» **Supplied material**
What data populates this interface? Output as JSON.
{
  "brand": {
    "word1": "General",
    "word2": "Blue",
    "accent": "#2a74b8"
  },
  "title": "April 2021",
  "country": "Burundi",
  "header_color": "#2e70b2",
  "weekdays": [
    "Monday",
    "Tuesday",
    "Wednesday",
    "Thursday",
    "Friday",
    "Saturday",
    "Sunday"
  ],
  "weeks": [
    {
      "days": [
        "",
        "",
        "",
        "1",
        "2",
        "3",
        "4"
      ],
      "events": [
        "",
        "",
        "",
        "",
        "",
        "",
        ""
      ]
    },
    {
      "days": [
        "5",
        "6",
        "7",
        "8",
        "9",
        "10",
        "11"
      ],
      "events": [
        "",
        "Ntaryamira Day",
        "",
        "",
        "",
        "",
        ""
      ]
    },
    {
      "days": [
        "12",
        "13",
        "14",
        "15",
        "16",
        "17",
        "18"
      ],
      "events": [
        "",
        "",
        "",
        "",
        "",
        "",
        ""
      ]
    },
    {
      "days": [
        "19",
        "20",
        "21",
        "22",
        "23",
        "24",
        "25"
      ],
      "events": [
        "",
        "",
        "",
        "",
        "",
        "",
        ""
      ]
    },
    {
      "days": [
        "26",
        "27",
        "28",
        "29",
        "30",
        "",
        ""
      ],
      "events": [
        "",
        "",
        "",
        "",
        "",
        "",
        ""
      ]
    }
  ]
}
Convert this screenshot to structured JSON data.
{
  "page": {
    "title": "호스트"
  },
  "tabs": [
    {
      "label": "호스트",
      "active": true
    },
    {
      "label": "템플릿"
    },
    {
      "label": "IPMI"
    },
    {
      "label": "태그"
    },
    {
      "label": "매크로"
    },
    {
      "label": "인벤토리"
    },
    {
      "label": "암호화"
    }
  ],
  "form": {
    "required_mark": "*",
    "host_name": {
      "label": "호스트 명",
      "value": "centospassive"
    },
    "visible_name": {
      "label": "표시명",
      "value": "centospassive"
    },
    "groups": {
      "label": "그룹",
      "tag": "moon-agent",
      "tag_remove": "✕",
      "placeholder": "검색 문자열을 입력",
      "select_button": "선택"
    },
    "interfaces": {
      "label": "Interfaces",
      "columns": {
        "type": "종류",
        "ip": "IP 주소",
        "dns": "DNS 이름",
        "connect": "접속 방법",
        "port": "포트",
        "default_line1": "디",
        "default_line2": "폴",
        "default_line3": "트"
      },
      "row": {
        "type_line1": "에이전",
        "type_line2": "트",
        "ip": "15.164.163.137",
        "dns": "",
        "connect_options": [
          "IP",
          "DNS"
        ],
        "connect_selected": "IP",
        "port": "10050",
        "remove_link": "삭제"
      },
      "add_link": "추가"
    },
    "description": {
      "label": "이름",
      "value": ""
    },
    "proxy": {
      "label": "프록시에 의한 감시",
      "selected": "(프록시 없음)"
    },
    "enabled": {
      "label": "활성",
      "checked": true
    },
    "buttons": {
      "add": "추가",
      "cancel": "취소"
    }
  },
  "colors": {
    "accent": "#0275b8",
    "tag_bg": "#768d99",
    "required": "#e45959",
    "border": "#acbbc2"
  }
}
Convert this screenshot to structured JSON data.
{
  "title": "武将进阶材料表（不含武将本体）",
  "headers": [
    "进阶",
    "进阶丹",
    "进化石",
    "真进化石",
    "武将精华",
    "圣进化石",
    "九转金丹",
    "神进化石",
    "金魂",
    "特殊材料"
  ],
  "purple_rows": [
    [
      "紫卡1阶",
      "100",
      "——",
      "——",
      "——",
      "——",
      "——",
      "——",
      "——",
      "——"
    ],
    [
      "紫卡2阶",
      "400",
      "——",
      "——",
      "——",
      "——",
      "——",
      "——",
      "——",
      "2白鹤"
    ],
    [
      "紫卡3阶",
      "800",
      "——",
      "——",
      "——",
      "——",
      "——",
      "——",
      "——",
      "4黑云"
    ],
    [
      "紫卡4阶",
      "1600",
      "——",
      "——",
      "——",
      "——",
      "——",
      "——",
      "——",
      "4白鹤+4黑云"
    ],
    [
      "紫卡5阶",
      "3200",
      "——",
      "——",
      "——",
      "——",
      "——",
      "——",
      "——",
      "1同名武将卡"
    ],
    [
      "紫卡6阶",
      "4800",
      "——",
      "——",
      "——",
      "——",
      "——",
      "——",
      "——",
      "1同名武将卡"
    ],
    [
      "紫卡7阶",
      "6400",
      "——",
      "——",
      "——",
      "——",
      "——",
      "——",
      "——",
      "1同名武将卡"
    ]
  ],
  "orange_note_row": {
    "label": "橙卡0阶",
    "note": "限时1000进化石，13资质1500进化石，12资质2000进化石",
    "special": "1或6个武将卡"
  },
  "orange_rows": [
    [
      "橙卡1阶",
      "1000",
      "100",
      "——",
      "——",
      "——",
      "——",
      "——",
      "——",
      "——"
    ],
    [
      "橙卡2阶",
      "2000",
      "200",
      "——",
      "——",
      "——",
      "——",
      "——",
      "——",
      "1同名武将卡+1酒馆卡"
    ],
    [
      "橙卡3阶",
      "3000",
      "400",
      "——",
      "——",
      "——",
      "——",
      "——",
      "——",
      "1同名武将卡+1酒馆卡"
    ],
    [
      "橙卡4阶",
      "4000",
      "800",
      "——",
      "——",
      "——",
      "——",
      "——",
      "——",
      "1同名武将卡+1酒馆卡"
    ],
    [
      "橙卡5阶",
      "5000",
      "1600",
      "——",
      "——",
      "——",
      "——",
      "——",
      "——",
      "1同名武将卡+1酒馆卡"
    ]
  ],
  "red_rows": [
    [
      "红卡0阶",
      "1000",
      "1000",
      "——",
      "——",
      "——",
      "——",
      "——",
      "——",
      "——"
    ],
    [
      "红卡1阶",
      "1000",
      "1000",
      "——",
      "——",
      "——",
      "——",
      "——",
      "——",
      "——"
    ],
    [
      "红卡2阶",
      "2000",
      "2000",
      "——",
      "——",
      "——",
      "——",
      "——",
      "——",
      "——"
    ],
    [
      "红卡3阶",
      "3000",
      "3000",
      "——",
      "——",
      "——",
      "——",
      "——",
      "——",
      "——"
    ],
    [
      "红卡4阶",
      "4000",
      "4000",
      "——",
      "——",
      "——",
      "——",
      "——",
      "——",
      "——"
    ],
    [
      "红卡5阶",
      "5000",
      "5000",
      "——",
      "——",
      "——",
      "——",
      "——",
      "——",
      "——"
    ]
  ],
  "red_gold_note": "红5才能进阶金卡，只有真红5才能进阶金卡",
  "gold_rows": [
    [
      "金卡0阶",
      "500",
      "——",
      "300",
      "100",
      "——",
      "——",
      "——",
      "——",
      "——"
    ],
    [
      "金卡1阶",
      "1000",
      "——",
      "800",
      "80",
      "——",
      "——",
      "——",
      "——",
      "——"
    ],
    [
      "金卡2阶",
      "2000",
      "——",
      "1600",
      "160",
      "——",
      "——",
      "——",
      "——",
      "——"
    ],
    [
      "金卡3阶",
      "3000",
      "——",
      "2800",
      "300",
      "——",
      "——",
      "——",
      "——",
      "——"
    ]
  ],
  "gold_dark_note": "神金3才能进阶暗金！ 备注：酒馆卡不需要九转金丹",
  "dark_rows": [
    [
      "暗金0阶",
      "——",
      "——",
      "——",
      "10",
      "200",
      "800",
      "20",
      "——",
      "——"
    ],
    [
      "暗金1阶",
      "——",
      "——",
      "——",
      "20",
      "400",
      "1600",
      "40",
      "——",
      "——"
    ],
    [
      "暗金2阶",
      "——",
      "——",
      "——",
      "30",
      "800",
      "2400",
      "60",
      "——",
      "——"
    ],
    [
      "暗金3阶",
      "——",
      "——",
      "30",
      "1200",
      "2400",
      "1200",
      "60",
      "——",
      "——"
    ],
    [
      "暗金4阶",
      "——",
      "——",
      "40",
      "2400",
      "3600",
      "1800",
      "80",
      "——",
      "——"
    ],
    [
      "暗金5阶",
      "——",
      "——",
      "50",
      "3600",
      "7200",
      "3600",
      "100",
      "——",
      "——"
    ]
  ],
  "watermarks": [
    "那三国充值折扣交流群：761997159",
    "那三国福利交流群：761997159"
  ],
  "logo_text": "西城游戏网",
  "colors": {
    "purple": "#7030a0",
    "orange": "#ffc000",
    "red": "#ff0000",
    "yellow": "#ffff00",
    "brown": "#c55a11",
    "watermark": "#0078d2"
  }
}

» **What the exercise asks**
Gather up the lines that contain the word "title".

» **Result**
  "title": "April 2021",
    "title": "호스트"
  "title": "武将进阶材料表（不含武将本体）",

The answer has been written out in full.